-- Begin Data supplied --

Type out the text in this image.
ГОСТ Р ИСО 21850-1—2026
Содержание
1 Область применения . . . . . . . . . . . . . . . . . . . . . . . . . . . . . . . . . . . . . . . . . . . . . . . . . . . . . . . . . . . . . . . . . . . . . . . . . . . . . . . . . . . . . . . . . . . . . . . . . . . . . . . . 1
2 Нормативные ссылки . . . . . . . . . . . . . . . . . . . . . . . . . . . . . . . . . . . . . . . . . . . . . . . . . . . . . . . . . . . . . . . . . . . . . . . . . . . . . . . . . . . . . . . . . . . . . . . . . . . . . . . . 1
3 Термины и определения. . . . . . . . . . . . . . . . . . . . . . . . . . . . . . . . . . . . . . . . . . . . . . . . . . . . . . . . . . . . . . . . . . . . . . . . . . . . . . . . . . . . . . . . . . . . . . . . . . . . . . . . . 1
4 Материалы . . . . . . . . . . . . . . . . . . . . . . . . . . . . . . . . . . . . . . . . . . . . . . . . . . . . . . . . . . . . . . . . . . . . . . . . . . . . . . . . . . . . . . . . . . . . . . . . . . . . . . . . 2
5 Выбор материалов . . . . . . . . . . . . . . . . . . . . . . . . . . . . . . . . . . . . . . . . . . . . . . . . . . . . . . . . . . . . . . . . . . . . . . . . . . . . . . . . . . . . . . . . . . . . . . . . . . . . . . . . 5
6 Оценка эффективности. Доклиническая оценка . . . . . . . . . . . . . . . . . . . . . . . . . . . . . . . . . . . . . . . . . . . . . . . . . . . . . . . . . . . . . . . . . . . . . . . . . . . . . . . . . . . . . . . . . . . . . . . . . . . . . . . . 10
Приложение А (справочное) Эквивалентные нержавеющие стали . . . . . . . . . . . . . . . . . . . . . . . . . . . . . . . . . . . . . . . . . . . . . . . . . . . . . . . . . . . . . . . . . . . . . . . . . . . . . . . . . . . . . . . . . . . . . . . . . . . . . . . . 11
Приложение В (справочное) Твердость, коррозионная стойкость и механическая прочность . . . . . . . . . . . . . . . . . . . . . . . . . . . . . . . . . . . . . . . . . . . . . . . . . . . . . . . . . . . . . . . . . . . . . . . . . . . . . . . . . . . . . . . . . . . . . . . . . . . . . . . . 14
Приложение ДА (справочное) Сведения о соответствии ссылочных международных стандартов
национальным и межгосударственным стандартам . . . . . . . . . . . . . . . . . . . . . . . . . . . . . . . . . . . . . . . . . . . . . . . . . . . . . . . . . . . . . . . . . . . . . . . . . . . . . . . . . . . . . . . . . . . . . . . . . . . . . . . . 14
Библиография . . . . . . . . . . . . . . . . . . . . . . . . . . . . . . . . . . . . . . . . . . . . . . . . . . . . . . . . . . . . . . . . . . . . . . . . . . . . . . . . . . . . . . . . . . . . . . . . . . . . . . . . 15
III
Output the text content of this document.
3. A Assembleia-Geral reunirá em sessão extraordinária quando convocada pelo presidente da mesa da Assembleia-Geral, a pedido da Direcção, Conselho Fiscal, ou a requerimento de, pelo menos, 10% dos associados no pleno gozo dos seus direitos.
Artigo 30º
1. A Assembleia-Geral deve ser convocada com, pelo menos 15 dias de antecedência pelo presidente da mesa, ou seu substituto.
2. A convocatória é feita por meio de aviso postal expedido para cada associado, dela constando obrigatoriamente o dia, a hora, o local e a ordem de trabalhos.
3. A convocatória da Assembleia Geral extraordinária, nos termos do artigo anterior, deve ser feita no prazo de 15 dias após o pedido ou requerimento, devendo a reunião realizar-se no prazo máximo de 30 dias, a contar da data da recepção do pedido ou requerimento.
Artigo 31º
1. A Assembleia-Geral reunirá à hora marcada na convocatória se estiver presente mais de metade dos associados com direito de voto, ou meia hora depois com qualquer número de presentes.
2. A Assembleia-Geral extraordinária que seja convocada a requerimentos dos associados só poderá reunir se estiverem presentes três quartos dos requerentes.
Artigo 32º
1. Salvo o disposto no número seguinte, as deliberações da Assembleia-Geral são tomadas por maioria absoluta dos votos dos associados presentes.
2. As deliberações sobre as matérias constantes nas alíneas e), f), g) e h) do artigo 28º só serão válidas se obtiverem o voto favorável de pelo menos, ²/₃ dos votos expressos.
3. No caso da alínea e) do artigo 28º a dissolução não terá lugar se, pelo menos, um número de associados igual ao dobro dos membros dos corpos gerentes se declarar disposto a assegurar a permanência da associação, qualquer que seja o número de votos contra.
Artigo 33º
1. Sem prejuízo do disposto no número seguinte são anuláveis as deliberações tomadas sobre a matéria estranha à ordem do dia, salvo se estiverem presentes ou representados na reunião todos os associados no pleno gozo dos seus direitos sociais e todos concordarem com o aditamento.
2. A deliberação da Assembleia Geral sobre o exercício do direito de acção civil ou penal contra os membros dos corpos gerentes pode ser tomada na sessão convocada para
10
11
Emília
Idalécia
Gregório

-- End Data supplied --

Problem
Restate the data above word for word.

Answer in full
Type out the text in this image.
ГОСТ Р ИСО 21850-1—2026
Содержание
1 Область применения . . . . . . . . . . . . . . . . . . . . . . . . . . . . . . . . . . . . . . . . . . . . . . . . . . . . . . . . . . . . . . . . . . . . . . . . . . . . . . . . . . . . . . . . . . . . . . . . . . . . . . . . 1
2 Нормативные ссылки . . . . . . . . . . . . . . . . . . . . . . . . . . . . . . . . . . . . . . . . . . . . . . . . . . . . . . . . . . . . . . . . . . . . . . . . . . . . . . . . . . . . . . . . . . . . . . . . . . . . . . . . 1
3 Термины и определения. . . . . . . . . . . . . . . . . . . . . . . . . . . . . . . . . . . . . . . . . . . . . . . . . . . . . . . . . . . . . . . . . . . . . . . . . . . . . . . . . . . . . . . . . . . . . . . . . . . . . . . . . 1
4 Материалы . . . . . . . . . . . . . . . . . . . . . . . . . . . . . . . . . . . . . . . . . . . . . . . . . . . . . . . . . . . . . . . . . . . . . . . . . . . . . . . . . . . . . . . . . . . . . . . . . . . . . . . . 2
5 Выбор материалов . . . . . . . . . . . . . . . . . . . . . . . . . . . . . . . . . . . . . . . . . . . . . . . . . . . . . . . . . . . . . . . . . . . . . . . . . . . . . . . . . . . . . . . . . . . . . . . . . . . . . . . . 5
6 Оценка эффективности. Доклиническая оценка . . . . . . . . . . . . . . . . . . . . . . . . . . . . . . . . . . . . . . . . . . . . . . . . . . . . . . . . . . . . . . . . . . . . . . . . . . . . . . . . . . . . . . . . . . . . . . . . . . . . . . . . 10
Приложение А (справочное) Эквивалентные нержавеющие стали . . . . . . . . . . . . . . . . . . . . . . . . . . . . . . . . . . . . . . . . . . . . . . . . . . . . . . . . . . . . . . . . . . . . . . . . . . . . . . . . . . . . . . . . . . . . . . . . . . . . . . . . 11
Приложение В (справочное) Твердость, коррозионная стойкость и механическая прочность . . . . . . . . . . . . . . . . . . . . . . . . . . . . . . . . . . . . . . . . . . . . . . . . . . . . . . . . . . . . . . . . . . . . . . . . . . . . . . . . . . . . . . . . . . . . . . . . . . . . . . . . 14
Приложение ДА (справочное) Сведения о соответствии ссылочных международных стандартов
национальным и межгосударственным стандартам . . . . . . . . . . . . . . . . . . . . . . . . . . . . . . . . . . . . . . . . . . . . . . . . . . . . . . . . . . . . . . . . . . . . . . . . . . . . . . . . . . . . . . . . . . . . . . . . . . . . . . . . 14
Библиография . . . . . . . . . . . . . . . . . . . . . . . . . . . . . . . . . . . . . . . . . . . . . . . . . . . . . . . . . . . . . . . . . . . . . . . . . . . . . . . . . . . . . . . . . . . . . . . . . . . . . . . . 15
III
Output the text content of this document.
3. A Assembleia-Geral reunirá em sessão extraordinária quando convocada pelo presidente da mesa da Assembleia-Geral, a pedido da Direcção, Conselho Fiscal, ou a requerimento de, pelo menos, 10% dos associados no pleno gozo dos seus direitos.
Artigo 30º
1. A Assembleia-Geral deve ser convocada com, pelo menos 15 dias de antecedência pelo presidente da mesa, ou seu substituto.
2. A convocatória é feita por meio de aviso postal expedido para cada associado, dela constando obrigatoriamente o dia, a hora, o local e a ordem de trabalhos.
3. A convocatória da Assembleia Geral extraordinária, nos termos do artigo anterior, deve ser feita no prazo de 15 dias após o pedido ou requerimento, devendo a reunião realizar-se no prazo máximo de 30 dias, a contar da data da recepção do pedido ou requerimento.
Artigo 31º
1. A Assembleia-Geral reunirá à hora marcada na convocatória se estiver presente mais de metade dos associados com direito de voto, ou meia hora depois com qualquer número de presentes.
2. A Assembleia-Geral extraordinária que seja convocada a requerimentos dos associados só poderá reunir se estiverem presentes três quartos dos requerentes.
Artigo 32º
1. Salvo o disposto no número seguinte, as deliberações da Assembleia-Geral são tomadas por maioria absoluta dos votos dos associados presentes.
2. As deliberações sobre as matérias constantes nas alíneas e), f), g) e h) do artigo 28º só serão válidas se obtiverem o voto favorável de pelo menos, ²/₃ dos votos expressos.
3. No caso da alínea e) do artigo 28º a dissolução não terá lugar se, pelo menos, um número de associados igual ao dobro dos membros dos corpos gerentes se declarar disposto a assegurar a permanência da associação, qualquer que seja o número de votos contra.
Artigo 33º
1. Sem prejuízo do disposto no número seguinte são anuláveis as deliberações tomadas sobre a matéria estranha à ordem do dia, salvo se estiverem presentes ou representados na reunião todos os associados no pleno gozo dos seus direitos sociais e todos concordarem com o aditamento.
2. A deliberação da Assembleia Geral sobre o exercício do direito de acção civil ou penal contra os membros dos corpos gerentes pode ser tomada na sessão convocada para
10
11
Emília
Idalécia
Gregório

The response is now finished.